Data supplied ->

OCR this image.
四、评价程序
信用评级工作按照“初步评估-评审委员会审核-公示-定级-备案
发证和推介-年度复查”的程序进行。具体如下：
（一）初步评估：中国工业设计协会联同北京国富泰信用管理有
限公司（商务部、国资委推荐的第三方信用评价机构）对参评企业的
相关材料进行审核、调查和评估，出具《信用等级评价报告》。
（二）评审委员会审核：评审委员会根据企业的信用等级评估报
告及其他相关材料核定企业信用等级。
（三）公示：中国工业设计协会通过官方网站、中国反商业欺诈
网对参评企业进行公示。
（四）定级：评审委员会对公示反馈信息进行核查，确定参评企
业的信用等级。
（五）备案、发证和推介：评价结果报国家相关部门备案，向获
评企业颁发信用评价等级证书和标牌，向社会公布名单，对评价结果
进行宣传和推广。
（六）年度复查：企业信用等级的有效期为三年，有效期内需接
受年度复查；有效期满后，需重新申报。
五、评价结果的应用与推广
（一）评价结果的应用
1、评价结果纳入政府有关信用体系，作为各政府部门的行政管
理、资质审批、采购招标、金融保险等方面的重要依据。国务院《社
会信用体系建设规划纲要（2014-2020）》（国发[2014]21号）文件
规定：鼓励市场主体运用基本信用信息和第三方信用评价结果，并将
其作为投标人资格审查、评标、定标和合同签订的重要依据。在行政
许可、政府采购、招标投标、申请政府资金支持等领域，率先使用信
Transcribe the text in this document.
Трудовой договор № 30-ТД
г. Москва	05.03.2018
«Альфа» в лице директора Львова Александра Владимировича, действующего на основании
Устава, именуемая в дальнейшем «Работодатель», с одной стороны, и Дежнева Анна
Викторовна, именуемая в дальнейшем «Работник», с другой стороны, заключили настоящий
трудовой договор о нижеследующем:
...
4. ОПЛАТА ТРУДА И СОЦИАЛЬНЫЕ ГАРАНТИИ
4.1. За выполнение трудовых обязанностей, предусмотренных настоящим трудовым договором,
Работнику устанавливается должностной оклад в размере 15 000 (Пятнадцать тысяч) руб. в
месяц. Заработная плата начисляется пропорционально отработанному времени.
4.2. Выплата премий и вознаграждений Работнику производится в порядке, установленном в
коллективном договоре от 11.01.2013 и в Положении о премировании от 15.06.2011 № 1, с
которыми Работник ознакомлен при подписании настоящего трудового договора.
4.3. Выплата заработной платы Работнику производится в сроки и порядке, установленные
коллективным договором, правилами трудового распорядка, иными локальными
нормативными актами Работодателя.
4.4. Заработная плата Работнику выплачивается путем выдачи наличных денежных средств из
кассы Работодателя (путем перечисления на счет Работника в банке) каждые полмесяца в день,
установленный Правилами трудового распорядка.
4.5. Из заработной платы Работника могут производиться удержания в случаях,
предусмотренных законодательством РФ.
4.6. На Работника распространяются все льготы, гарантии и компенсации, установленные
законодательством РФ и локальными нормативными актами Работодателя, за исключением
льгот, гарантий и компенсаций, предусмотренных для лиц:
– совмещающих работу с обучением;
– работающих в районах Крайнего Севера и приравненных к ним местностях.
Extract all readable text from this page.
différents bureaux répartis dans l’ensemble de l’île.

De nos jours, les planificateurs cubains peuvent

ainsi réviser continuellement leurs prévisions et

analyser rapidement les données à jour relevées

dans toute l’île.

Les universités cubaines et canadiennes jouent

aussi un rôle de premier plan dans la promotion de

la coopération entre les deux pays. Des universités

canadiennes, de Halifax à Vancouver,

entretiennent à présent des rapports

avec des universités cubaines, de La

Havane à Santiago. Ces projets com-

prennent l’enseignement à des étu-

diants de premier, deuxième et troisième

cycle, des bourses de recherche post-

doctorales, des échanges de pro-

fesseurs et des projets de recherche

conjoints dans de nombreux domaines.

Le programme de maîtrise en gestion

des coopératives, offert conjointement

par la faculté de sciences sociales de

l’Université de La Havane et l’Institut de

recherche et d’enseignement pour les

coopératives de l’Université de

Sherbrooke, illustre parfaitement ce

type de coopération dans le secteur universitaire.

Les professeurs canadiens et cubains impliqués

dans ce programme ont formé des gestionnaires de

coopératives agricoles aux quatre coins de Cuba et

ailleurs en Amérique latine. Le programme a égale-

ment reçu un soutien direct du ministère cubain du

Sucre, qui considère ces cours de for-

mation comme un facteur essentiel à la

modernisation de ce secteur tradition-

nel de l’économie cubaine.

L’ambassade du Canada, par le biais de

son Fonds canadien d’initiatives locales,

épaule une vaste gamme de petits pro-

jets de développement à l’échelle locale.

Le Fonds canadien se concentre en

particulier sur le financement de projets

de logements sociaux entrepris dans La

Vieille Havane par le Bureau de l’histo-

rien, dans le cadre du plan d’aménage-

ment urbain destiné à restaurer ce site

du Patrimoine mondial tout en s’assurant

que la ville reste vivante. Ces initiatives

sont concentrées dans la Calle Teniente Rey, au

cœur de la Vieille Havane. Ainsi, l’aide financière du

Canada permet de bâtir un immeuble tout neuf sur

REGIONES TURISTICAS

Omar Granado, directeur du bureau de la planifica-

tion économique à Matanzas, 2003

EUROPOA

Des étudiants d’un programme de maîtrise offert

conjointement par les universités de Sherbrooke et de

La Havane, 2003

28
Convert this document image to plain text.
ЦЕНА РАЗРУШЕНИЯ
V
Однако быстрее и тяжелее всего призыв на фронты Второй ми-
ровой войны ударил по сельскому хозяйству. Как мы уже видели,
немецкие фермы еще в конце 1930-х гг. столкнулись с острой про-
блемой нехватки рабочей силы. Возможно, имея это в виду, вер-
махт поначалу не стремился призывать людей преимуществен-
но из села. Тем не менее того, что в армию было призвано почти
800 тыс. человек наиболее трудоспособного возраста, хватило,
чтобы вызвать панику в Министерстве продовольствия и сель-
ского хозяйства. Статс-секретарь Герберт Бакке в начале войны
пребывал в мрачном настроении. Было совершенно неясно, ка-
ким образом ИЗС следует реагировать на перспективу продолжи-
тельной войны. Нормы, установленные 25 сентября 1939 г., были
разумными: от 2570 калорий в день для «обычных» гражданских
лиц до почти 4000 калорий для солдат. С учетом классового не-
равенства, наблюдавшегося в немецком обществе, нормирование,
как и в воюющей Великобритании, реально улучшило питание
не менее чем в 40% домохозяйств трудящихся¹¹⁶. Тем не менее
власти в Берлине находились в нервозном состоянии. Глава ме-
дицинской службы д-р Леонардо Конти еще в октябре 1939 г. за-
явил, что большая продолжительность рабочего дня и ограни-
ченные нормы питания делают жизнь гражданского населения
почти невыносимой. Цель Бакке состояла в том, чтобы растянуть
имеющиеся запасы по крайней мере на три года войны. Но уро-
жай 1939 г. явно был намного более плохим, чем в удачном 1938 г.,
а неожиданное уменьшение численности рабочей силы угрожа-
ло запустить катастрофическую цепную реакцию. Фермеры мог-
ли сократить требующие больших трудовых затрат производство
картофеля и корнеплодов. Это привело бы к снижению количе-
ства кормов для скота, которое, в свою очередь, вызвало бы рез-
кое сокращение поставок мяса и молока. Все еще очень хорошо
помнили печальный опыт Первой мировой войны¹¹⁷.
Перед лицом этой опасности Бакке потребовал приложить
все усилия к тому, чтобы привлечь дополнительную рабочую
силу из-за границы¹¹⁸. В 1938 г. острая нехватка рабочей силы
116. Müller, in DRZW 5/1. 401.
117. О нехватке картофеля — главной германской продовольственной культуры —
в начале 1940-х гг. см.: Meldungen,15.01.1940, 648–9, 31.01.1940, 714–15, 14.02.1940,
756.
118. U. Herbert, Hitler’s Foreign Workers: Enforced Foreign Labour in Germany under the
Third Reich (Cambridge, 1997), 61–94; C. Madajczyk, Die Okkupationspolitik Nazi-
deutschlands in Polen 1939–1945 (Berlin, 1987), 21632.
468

What is required -> Filter the records above and return every line that holds the word "платы".

Output of the exercise ->
4.3. Выплата заработной платы Работнику производится в сроки и порядке, установленные
4.5. Из заработной платы Работника могут производиться удержания в случаях,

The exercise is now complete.